• **What you have to do**: Every record here should be printed again exactly.

---------- Records provided ----------

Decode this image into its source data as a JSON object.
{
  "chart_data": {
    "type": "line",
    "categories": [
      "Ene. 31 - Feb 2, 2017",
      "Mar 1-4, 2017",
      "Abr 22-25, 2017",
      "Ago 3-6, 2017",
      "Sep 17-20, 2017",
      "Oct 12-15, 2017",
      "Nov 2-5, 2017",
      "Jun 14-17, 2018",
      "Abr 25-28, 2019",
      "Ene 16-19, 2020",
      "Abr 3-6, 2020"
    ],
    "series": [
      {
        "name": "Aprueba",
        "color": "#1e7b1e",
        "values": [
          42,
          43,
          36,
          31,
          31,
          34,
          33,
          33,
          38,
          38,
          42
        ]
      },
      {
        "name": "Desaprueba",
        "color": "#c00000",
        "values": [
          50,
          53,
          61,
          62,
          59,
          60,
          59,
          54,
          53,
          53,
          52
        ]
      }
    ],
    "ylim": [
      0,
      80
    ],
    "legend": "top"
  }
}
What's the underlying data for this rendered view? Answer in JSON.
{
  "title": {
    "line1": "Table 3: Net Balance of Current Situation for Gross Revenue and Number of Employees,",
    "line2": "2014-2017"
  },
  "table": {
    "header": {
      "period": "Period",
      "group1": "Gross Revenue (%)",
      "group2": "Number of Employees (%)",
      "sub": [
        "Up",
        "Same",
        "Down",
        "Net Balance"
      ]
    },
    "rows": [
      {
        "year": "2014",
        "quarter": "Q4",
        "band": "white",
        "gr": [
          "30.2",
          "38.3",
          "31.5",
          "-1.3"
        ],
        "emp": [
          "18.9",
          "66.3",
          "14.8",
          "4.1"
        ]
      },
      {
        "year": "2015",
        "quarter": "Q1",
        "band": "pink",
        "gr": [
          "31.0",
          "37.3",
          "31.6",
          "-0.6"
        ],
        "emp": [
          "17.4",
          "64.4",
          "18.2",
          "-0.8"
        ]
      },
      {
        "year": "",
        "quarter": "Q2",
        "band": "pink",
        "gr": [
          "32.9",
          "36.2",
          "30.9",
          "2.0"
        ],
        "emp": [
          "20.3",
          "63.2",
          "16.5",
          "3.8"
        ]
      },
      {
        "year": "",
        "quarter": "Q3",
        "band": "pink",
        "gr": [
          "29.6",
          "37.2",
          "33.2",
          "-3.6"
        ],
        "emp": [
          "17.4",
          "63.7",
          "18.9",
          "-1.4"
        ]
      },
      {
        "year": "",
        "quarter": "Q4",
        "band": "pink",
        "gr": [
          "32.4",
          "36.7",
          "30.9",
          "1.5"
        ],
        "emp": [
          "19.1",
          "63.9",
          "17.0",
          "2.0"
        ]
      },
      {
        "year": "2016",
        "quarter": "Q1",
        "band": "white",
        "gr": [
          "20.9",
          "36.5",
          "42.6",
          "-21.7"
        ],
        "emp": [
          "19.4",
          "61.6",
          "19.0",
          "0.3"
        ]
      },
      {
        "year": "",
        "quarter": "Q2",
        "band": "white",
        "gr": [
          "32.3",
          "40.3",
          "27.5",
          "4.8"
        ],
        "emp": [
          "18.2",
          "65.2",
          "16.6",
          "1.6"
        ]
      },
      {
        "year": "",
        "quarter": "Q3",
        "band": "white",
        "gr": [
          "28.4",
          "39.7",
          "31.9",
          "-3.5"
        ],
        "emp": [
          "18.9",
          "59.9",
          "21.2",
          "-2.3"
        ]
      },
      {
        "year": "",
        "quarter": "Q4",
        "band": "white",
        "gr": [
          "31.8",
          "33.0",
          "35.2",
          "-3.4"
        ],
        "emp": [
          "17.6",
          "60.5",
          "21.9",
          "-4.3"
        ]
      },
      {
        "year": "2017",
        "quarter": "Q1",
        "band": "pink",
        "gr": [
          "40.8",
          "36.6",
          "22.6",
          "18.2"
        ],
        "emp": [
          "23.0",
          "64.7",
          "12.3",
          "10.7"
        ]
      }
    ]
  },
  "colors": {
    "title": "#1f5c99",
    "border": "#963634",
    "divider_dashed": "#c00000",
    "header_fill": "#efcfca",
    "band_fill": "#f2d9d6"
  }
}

----------

• **Result for this task**:
Decode this image into its source data as a JSON object.
{
  "chart_data": {
    "type": "line",
    "categories": [
      "Ene. 31 - Feb 2, 2017",
      "Mar 1-4, 2017",
      "Abr 22-25, 2017",
      "Ago 3-6, 2017",
      "Sep 17-20, 2017",
      "Oct 12-15, 2017",
      "Nov 2-5, 2017",
      "Jun 14-17, 2018",
      "Abr 25-28, 2019",
      "Ene 16-19, 2020",
      "Abr 3-6, 2020"
    ],
    "series": [
      {
        "name": "Aprueba",
        "color": "#1e7b1e",
        "values": [
          42,
          43,
          36,
          31,
          31,
          34,
          33,
          33,
          38,
          38,
          42
        ]
      },
      {
        "name": "Desaprueba",
        "color": "#c00000",
        "values": [
          50,
          53,
          61,
          62,
          59,
          60,
          59,
          54,
          53,
          53,
          52
        ]
      }
    ],
    "ylim": [
      0,
      80
    ],
    "legend": "top"
  }
}
What's the underlying data for this rendered view? Answer in JSON.
{
  "title": {
    "line1": "Table 3: Net Balance of Current Situation for Gross Revenue and Number of Employees,",
    "line2": "2014-2017"
  },
  "table": {
    "header": {
      "period": "Period",
      "group1": "Gross Revenue (%)",
      "group2": "Number of Employees (%)",
      "sub": [
        "Up",
        "Same",
        "Down",
        "Net Balance"
      ]
    },
    "rows": [
      {
        "year": "2014",
        "quarter": "Q4",
        "band": "white",
        "gr": [
          "30.2",
          "38.3",
          "31.5",
          "-1.3"
        ],
        "emp": [
          "18.9",
          "66.3",
          "14.8",
          "4.1"
        ]
      },
      {
        "year": "2015",
        "quarter": "Q1",
        "band": "pink",
        "gr": [
          "31.0",
          "37.3",
          "31.6",
          "-0.6"
        ],
        "emp": [
          "17.4",
          "64.4",
          "18.2",
          "-0.8"
        ]
      },
      {
        "year": "",
        "quarter": "Q2",
        "band": "pink",
        "gr": [
          "32.9",
          "36.2",
          "30.9",
          "2.0"
        ],
        "emp": [
          "20.3",
          "63.2",
          "16.5",
          "3.8"
        ]
      },
      {
        "year": "",
        "quarter": "Q3",
        "band": "pink",
        "gr": [
          "29.6",
          "37.2",
          "33.2",
          "-3.6"
        ],
        "emp": [
          "17.4",
          "63.7",
          "18.9",
          "-1.4"
        ]
      },
      {
        "year": "",
        "quarter": "Q4",
        "band": "pink",
        "gr": [
          "32.4",
          "36.7",
          "30.9",
          "1.5"
        ],
        "emp": [
          "19.1",
          "63.9",
          "17.0",
          "2.0"
        ]
      },
      {
        "year": "2016",
        "quarter": "Q1",
        "band": "white",
        "gr": [
          "20.9",
          "36.5",
          "42.6",
          "-21.7"
        ],
        "emp": [
          "19.4",
          "61.6",
          "19.0",
          "0.3"
        ]
      },
      {
        "year": "",
        "quarter": "Q2",
        "band": "white",
        "gr": [
          "32.3",
          "40.3",
          "27.5",
          "4.8"
        ],
        "emp": [
          "18.2",
          "65.2",
          "16.6",
          "1.6"
        ]
      },
      {
        "year": "",
        "quarter": "Q3",
        "band": "white",
        "gr": [
          "28.4",
          "39.7",
          "31.9",
          "-3.5"
        ],
        "emp": [
          "18.9",
          "59.9",
          "21.2",
          "-2.3"
        ]
      },
      {
        "year": "",
        "quarter": "Q4",
        "band": "white",
        "gr": [
          "31.8",
          "33.0",
          "35.2",
          "-3.4"
        ],
        "emp": [
          "17.6",
          "60.5",
          "21.9",
          "-4.3"
        ]
      },
      {
        "year": "2017",
        "quarter": "Q1",
        "band": "pink",
        "gr": [
          "40.8",
          "36.6",
          "22.6",
          "18.2"
        ],
        "emp": [
          "23.0",
          "64.7",
          "12.3",
          "10.7"
        ]
      }
    ]
  },
  "colors": {
    "title": "#1f5c99",
    "border": "#963634",
    "divider_dashed": "#c00000",
    "header_fill": "#efcfca",
    "band_fill": "#f2d9d6"
  }
}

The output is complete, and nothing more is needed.